Your objective. Gather all lines containing the string "date" and copy them out.

--- BEGIN Extracted information ---

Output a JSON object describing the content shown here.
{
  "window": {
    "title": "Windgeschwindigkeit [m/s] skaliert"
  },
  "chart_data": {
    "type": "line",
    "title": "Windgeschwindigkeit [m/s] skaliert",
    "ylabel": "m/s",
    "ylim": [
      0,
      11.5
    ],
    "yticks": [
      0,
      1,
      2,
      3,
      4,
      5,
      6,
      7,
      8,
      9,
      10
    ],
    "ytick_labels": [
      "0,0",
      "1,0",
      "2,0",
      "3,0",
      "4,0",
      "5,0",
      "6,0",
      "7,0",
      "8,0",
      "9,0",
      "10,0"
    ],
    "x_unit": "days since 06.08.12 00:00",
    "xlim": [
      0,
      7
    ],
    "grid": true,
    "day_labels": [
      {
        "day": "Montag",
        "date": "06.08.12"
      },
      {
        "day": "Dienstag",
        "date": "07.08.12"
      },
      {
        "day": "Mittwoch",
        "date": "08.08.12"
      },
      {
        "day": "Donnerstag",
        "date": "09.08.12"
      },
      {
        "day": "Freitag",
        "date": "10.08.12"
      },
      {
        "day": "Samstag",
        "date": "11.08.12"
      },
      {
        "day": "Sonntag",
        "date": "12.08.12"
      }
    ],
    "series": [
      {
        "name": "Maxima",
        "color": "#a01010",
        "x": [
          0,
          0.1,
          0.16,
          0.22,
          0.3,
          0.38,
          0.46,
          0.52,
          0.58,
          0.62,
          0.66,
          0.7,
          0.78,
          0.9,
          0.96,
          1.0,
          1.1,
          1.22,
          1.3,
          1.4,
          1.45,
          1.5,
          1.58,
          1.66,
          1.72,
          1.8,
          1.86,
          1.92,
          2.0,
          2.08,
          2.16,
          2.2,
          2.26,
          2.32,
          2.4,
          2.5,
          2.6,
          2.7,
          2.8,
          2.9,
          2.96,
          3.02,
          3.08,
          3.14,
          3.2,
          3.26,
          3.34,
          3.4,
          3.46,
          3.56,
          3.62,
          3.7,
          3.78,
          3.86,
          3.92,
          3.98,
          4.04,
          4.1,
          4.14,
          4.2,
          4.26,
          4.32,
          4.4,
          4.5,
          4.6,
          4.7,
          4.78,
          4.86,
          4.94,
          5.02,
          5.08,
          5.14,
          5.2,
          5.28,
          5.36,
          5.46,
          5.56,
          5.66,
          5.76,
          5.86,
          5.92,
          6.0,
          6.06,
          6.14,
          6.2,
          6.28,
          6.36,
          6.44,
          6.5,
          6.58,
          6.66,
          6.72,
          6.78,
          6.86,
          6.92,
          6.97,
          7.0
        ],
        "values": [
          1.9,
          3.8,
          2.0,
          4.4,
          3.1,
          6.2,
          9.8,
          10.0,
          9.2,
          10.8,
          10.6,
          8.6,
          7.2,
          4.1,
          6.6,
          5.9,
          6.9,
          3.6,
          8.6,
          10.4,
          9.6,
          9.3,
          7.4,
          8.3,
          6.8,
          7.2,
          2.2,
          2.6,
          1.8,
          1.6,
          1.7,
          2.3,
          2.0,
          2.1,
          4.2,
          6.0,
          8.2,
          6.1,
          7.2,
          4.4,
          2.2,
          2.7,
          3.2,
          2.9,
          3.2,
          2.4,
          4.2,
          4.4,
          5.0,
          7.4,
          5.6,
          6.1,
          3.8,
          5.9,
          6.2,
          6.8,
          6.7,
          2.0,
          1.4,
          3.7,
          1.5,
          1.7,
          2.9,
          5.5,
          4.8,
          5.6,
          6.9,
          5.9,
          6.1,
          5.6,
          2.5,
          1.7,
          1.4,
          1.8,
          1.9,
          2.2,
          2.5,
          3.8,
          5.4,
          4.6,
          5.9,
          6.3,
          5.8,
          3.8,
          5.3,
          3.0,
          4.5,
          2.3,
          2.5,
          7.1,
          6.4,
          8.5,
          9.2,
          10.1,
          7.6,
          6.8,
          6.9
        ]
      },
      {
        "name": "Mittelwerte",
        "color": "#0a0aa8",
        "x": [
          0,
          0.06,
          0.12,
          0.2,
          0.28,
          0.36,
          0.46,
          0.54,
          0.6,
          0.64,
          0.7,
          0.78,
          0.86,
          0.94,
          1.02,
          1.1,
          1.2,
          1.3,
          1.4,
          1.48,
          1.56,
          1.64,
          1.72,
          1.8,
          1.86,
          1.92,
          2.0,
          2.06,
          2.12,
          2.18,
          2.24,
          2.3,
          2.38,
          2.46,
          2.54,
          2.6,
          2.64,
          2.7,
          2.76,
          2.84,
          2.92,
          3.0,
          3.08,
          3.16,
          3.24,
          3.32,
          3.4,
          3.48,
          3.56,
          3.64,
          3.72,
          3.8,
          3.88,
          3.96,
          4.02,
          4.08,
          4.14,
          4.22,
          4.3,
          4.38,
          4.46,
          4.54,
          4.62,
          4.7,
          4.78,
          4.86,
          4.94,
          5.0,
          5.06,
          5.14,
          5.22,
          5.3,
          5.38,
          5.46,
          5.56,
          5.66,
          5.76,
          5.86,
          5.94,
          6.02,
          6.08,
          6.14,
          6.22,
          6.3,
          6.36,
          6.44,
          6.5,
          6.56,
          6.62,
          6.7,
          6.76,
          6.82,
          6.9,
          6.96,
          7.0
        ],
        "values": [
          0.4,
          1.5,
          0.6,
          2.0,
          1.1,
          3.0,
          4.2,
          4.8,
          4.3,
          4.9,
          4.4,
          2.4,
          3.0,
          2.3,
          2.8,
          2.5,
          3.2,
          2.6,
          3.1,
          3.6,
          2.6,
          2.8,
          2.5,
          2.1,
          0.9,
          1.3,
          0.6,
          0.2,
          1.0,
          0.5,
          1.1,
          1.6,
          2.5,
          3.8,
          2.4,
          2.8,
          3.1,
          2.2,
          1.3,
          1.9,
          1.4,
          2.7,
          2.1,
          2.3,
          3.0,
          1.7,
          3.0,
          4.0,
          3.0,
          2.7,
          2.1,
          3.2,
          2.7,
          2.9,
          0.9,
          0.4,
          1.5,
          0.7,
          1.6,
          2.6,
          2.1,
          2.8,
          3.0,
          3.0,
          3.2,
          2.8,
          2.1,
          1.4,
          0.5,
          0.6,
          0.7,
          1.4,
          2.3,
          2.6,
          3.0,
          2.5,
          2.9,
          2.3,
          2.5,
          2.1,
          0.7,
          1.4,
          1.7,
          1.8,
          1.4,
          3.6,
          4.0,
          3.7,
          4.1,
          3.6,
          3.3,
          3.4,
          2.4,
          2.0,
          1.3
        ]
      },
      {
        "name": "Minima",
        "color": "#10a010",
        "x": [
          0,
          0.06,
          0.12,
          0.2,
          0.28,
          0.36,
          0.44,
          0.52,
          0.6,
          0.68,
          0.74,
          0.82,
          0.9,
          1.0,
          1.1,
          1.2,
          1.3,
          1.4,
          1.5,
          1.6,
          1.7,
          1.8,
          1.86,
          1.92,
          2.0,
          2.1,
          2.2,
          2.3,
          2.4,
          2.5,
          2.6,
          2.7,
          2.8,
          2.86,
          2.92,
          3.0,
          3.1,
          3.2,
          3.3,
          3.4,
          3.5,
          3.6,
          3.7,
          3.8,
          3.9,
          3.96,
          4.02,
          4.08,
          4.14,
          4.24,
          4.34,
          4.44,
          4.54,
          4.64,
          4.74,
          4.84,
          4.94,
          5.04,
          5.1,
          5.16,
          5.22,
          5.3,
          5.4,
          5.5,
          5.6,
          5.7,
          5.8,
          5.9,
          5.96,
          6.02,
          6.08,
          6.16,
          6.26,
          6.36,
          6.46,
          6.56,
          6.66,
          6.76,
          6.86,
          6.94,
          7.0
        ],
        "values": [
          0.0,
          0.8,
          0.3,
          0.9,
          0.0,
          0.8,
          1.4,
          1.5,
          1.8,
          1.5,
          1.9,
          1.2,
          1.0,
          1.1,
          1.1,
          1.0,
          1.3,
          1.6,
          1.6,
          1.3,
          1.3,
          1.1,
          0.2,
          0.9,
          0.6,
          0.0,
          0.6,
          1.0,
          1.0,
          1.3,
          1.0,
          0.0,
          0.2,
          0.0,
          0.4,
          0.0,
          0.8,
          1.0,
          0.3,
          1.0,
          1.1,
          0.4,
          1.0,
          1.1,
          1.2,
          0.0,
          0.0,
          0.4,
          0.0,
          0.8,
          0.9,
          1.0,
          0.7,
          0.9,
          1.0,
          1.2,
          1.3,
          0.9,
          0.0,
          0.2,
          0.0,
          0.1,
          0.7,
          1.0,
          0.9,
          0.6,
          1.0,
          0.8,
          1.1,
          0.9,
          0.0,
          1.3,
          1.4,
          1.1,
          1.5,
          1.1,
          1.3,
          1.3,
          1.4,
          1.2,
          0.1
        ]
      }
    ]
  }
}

--- END Extracted information ---

Solution to this problem.
        "date": "06.08.12"
        "date": "07.08.12"
        "date": "08.08.12"
        "date": "09.08.12"
        "date": "10.08.12"
        "date": "11.08.12"
        "date": "12.08.12"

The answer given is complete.